- _Given passage_

_ _ _ _

By the way I am also for instance pissed that there is any help also sent to Gaza. I do not want to have anything to do with that awful place, it is not my responsibility. Let Egyptians and Saudis and other neighbors do that part.
There are people now defending carpet bombing of Nazi Germany or Japan including dropping of nuclear bomb. If this is something that seems unbelievable to you then you probably are not so engaged in this discourse. The problem is that I am horrified by too many things, such as genocide in Darfur, and the overall region of Sahel and other things. I think that there are many conflicts where the moral situation is much clearer.
I am not particularly energized by Palestinians in this sense, I do not see a reason why they should jump as a front issue for me. For instance I am focusing on Ukraine, which has much more direct impact on me. If there would be any other conflict, it would probably be genocidal persecution of ethnicities linked to Christianity in Sahel region especially in Darfur and Nigeria. Everything else is distant.
I am curious. None of your leftie pro-Palestine friends ever used the term colonizer, colonized or colonialism in relation to this shit?
this is something people dont want and its not just leftist, but its increasingly common to believe the US relationship with Israel is more beneficial to Israel than vice versa. The US is such a loyal and unconditional ally to Israel due to the influence of the Israel lobby and zionists.
[https://www.dataforprogress.org/blog/2026/4/20/voters-in-multiple-states-say-iran-war-benefits-israel-and-that-us-military-aid-to-the-country-should-be-halted](This is just one recent poll)

_ _ _ _

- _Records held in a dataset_
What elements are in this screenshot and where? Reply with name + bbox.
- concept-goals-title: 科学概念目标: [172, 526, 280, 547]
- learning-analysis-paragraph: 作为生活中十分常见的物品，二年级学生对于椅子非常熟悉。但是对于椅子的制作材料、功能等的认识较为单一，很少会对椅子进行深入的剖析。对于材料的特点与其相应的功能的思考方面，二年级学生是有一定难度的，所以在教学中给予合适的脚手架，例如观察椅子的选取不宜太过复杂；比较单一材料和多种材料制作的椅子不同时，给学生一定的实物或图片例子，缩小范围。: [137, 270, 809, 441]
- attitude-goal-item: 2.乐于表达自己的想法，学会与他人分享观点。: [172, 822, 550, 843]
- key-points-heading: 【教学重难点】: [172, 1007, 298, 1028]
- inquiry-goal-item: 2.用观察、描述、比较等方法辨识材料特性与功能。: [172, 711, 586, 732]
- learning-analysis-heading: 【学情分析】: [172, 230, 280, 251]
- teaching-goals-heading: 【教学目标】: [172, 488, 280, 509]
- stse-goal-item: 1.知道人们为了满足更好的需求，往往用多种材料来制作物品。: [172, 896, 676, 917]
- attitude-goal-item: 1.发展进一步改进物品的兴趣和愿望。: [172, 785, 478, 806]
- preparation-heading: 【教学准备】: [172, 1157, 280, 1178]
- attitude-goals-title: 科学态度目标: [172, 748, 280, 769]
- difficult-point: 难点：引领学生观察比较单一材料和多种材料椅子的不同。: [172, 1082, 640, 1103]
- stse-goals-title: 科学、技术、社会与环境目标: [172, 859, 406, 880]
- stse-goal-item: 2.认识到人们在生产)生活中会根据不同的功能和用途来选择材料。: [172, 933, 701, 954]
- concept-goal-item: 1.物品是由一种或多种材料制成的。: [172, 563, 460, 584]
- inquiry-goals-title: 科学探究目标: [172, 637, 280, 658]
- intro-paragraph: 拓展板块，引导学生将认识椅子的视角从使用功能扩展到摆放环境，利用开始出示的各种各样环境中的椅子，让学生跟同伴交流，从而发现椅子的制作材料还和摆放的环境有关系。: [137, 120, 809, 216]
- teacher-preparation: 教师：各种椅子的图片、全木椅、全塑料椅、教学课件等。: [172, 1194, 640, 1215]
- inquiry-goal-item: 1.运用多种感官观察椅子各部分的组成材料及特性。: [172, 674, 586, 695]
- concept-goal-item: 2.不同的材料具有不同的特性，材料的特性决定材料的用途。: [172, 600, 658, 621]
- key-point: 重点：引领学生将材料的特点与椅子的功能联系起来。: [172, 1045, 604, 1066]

_ _ _ _

- _Task requirements_
According to the passage, which conflict does the writer say has much more direct impact on them? Rely only on the passage to answer.

- _Full solution_
Ukraine